> [GIVEN INSTRUCTION]: Reproduce the records below in full and word for word, excluding pictures.

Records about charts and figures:
------------------------------

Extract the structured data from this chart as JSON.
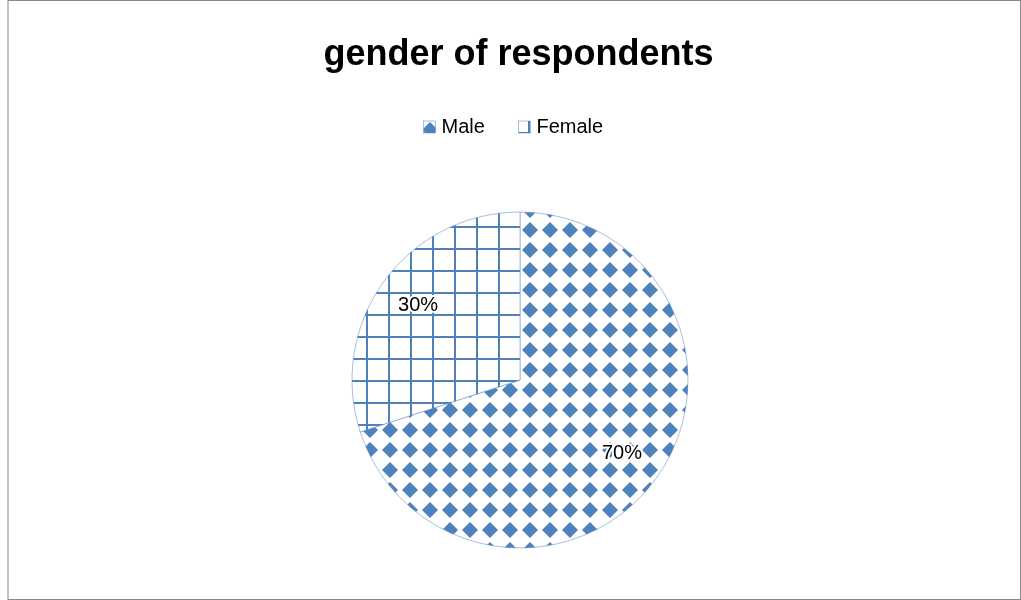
{
  "chart_data": {
    "type": "pie",
    "title": "gender of respondents",
    "categories": [
      "Male",
      "Female"
    ],
    "values": [
      70,
      30
    ],
    "colors": [
      "#4f81bd",
      "#4f81bd"
    ],
    "value_labels": [
      "70%",
      "30%"
    ],
    "legend": "top"
  }
}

------------------------------

> [RESULT OF THIS TASK]:
Extract the structured data from this chart as JSON.
{
  "chart_data": {
    "type": "pie",
    "title": "gender of respondents",
    "categories": [
      "Male",
      "Female"
    ],
    "values": [
      70,
      30
    ],
    "colors": [
      "#4f81bd",
      "#4f81bd"
    ],
    "value_labels": [
      "70%",
      "30%"
    ],
    "legend": "top"
  }
}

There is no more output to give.